Task statement:
Give the entries again exactly, every one of them.

╭─ Records for the exercise

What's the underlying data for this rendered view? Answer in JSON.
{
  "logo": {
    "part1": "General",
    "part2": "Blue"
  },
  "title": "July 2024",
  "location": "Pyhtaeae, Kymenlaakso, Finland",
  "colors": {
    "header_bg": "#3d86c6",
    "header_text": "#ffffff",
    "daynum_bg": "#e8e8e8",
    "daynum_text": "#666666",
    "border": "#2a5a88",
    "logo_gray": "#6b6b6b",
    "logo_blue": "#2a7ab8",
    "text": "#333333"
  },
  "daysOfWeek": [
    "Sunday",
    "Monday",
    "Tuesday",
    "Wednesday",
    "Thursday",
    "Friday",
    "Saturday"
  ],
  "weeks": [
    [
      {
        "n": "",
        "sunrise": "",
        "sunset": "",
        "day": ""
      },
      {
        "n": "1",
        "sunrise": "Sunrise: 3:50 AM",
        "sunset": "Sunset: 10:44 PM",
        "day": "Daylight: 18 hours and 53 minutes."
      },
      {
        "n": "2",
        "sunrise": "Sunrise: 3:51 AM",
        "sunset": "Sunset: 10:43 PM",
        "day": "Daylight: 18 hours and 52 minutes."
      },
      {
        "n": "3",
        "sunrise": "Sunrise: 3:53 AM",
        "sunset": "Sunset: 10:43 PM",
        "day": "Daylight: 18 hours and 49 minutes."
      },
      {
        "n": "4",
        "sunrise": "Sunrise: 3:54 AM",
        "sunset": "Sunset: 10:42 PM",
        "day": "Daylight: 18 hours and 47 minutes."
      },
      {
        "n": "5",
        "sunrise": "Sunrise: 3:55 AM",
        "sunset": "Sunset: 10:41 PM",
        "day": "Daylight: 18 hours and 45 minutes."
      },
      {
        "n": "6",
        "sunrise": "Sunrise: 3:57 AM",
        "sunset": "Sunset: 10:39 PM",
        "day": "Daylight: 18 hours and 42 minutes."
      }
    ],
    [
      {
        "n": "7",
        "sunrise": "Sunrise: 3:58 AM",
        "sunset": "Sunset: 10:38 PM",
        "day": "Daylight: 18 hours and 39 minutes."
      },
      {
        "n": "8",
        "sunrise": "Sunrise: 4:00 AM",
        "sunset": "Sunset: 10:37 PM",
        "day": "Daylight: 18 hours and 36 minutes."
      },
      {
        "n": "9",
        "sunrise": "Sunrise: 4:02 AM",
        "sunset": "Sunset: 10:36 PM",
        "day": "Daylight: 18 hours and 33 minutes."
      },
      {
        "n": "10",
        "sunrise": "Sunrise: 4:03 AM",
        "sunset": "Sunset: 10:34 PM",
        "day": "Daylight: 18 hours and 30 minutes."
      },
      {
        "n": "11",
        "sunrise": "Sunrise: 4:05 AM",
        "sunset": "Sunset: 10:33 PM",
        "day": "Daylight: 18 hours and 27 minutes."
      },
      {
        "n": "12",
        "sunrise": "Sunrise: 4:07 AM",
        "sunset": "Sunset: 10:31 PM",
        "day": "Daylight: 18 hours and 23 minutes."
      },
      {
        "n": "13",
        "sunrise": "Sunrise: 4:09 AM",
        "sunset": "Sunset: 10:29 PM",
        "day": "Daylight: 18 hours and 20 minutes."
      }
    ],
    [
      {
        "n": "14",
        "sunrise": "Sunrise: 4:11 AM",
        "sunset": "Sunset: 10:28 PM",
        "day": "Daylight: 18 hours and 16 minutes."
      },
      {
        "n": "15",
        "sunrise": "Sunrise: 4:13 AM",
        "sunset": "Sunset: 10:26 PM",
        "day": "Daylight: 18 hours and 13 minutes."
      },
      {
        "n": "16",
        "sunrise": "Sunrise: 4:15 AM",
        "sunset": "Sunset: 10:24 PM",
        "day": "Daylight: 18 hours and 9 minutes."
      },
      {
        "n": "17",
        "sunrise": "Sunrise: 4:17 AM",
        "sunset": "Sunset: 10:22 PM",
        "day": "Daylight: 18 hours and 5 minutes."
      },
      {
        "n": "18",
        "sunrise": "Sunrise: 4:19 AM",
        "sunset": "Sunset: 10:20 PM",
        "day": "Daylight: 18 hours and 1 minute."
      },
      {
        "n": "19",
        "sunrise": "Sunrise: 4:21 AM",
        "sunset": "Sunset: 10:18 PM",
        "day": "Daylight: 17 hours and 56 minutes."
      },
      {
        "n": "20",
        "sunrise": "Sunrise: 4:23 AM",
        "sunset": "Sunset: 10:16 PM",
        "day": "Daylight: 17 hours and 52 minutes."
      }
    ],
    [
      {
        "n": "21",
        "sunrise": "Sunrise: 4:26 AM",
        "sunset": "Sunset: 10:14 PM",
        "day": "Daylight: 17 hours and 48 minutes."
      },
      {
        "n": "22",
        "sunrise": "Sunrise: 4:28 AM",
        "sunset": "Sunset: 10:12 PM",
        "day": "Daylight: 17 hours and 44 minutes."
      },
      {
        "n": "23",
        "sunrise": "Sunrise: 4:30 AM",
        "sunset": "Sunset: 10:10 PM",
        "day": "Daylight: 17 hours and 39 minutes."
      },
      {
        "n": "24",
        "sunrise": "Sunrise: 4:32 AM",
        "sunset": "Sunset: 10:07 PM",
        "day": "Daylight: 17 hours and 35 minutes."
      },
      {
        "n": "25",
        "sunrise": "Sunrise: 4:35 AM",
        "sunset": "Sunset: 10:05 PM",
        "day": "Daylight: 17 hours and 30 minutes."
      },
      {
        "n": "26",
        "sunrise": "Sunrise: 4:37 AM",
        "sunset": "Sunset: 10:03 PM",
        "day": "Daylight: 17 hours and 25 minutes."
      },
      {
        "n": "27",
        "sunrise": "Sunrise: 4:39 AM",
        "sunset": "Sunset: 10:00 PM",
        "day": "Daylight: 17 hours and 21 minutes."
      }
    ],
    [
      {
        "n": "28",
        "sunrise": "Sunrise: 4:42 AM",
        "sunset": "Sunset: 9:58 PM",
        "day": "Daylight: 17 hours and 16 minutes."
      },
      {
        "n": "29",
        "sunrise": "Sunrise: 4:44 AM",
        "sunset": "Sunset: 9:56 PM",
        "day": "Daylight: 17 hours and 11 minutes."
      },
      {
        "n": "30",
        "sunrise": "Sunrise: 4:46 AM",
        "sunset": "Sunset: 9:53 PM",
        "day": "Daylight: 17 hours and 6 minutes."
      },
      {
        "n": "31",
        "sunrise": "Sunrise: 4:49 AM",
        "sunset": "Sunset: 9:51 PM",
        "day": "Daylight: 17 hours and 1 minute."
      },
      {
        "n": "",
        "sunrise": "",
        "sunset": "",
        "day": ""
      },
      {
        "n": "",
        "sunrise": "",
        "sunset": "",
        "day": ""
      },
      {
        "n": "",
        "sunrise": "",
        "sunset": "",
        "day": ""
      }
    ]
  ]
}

╰─

Answer to the problem:
What's the underlying data for this rendered view? Answer in JSON.
{
  "logo": {
    "part1": "General",
    "part2": "Blue"
  },
  "title": "July 2024",
  "location": "Pyhtaeae, Kymenlaakso, Finland",
  "colors": {
    "header_bg": "#3d86c6",
    "header_text": "#ffffff",
    "daynum_bg": "#e8e8e8",
    "daynum_text": "#666666",
    "border": "#2a5a88",
    "logo_gray": "#6b6b6b",
    "logo_blue": "#2a7ab8",
    "text": "#333333"
  },
  "daysOfWeek": [
    "Sunday",
    "Monday",
    "Tuesday",
    "Wednesday",
    "Thursday",
    "Friday",
    "Saturday"
  ],
  "weeks": [
    [
      {
        "n": "",
        "sunrise": "",
        "sunset": "",
        "day": ""
      },
      {
        "n": "1",
        "sunrise": "Sunrise: 3:50 AM",
        "sunset": "Sunset: 10:44 PM",
        "day": "Daylight: 18 hours and 53 minutes."
      },
      {
        "n": "2",
        "sunrise": "Sunrise: 3:51 AM",
        "sunset": "Sunset: 10:43 PM",
        "day": "Daylight: 18 hours and 52 minutes."
      },
      {
        "n": "3",
        "sunrise": "Sunrise: 3:53 AM",
        "sunset": "Sunset: 10:43 PM",
        "day": "Daylight: 18 hours and 49 minutes."
      },
      {
        "n": "4",
        "sunrise": "Sunrise: 3:54 AM",
        "sunset": "Sunset: 10:42 PM",
        "day": "Daylight: 18 hours and 47 minutes."
      },
      {
        "n": "5",
        "sunrise": "Sunrise: 3:55 AM",
        "sunset": "Sunset: 10:41 PM",
        "day": "Daylight: 18 hours and 45 minutes."
      },
      {
        "n": "6",
        "sunrise": "Sunrise: 3:57 AM",
        "sunset": "Sunset: 10:39 PM",
        "day": "Daylight: 18 hours and 42 minutes."
      }
    ],
    [
      {
        "n": "7",
        "sunrise": "Sunrise: 3:58 AM",
        "sunset": "Sunset: 10:38 PM",
        "day": "Daylight: 18 hours and 39 minutes."
      },
      {
        "n": "8",
        "sunrise": "Sunrise: 4:00 AM",
        "sunset": "Sunset: 10:37 PM",
        "day": "Daylight: 18 hours and 36 minutes."
      },
      {
        "n": "9",
        "sunrise": "Sunrise: 4:02 AM",
        "sunset": "Sunset: 10:36 PM",
        "day": "Daylight: 18 hours and 33 minutes."
      },
      {
        "n": "10",
        "sunrise": "Sunrise: 4:03 AM",
        "sunset": "Sunset: 10:34 PM",
        "day": "Daylight: 18 hours and 30 minutes."
      },
      {
        "n": "11",
        "sunrise": "Sunrise: 4:05 AM",
        "sunset": "Sunset: 10:33 PM",
        "day": "Daylight: 18 hours and 27 minutes."
      },
      {
        "n": "12",
        "sunrise": "Sunrise: 4:07 AM",
        "sunset": "Sunset: 10:31 PM",
        "day": "Daylight: 18 hours and 23 minutes."
      },
      {
        "n": "13",
        "sunrise": "Sunrise: 4:09 AM",
        "sunset": "Sunset: 10:29 PM",
        "day": "Daylight: 18 hours and 20 minutes."
      }
    ],
    [
      {
        "n": "14",
        "sunrise": "Sunrise: 4:11 AM",
        "sunset": "Sunset: 10:28 PM",
        "day": "Daylight: 18 hours and 16 minutes."
      },
      {
        "n": "15",
        "sunrise": "Sunrise: 4:13 AM",
        "sunset": "Sunset: 10:26 PM",
        "day": "Daylight: 18 hours and 13 minutes."
      },
      {
        "n": "16",
        "sunrise": "Sunrise: 4:15 AM",
        "sunset": "Sunset: 10:24 PM",
        "day": "Daylight: 18 hours and 9 minutes."
      },
      {
        "n": "17",
        "sunrise": "Sunrise: 4:17 AM",
        "sunset": "Sunset: 10:22 PM",
        "day": "Daylight: 18 hours and 5 minutes."
      },
      {
        "n": "18",
        "sunrise": "Sunrise: 4:19 AM",
        "sunset": "Sunset: 10:20 PM",
        "day": "Daylight: 18 hours and 1 minute."
      },
      {
        "n": "19",
        "sunrise": "Sunrise: 4:21 AM",
        "sunset": "Sunset: 10:18 PM",
        "day": "Daylight: 17 hours and 56 minutes."
      },
      {
        "n": "20",
        "sunrise": "Sunrise: 4:23 AM",
        "sunset": "Sunset: 10:16 PM",
        "day": "Daylight: 17 hours and 52 minutes."
      }
    ],
    [
      {
        "n": "21",
        "sunrise": "Sunrise: 4:26 AM",
        "sunset": "Sunset: 10:14 PM",
        "day": "Daylight: 17 hours and 48 minutes."
      },
      {
        "n": "22",
        "sunrise": "Sunrise: 4:28 AM",
        "sunset": "Sunset: 10:12 PM",
        "day": "Daylight: 17 hours and 44 minutes."
      },
      {
        "n": "23",
        "sunrise": "Sunrise: 4:30 AM",
        "sunset": "Sunset: 10:10 PM",
        "day": "Daylight: 17 hours and 39 minutes."
      },
      {
        "n": "24",
        "sunrise": "Sunrise: 4:32 AM",
        "sunset": "Sunset: 10:07 PM",
        "day": "Daylight: 17 hours and 35 minutes."
      },
      {
        "n": "25",
        "sunrise": "Sunrise: 4:35 AM",
        "sunset": "Sunset: 10:05 PM",
        "day": "Daylight: 17 hours and 30 minutes."
      },
      {
        "n": "26",
        "sunrise": "Sunrise: 4:37 AM",
        "sunset": "Sunset: 10:03 PM",
        "day": "Daylight: 17 hours and 25 minutes."
      },
      {
        "n": "27",
        "sunrise": "Sunrise: 4:39 AM",
        "sunset": "Sunset: 10:00 PM",
        "day": "Daylight: 17 hours and 21 minutes."
      }
    ],
    [
      {
        "n": "28",
        "sunrise": "Sunrise: 4:42 AM",
        "sunset": "Sunset: 9:58 PM",
        "day": "Daylight: 17 hours and 16 minutes."
      },
      {
        "n": "29",
        "sunrise": "Sunrise: 4:44 AM",
        "sunset": "Sunset: 9:56 PM",
        "day": "Daylight: 17 hours and 11 minutes."
      },
      {
        "n": "30",
        "sunrise": "Sunrise: 4:46 AM",
        "sunset": "Sunset: 9:53 PM",
        "day": "Daylight: 17 hours and 6 minutes."
      },
      {
        "n": "31",
        "sunrise": "Sunrise: 4:49 AM",
        "sunset": "Sunset: 9:51 PM",
        "day": "Daylight: 17 hours and 1 minute."
      },
      {
        "n": "",
        "sunrise": "",
        "sunset": "",
        "day": ""
      },
      {
        "n": "",
        "sunrise": "",
        "sunset": "",
        "day": ""
      },
      {
        "n": "",
        "sunrise": "",
        "sunset": "",
        "day": ""
      }
    ]
  ]
}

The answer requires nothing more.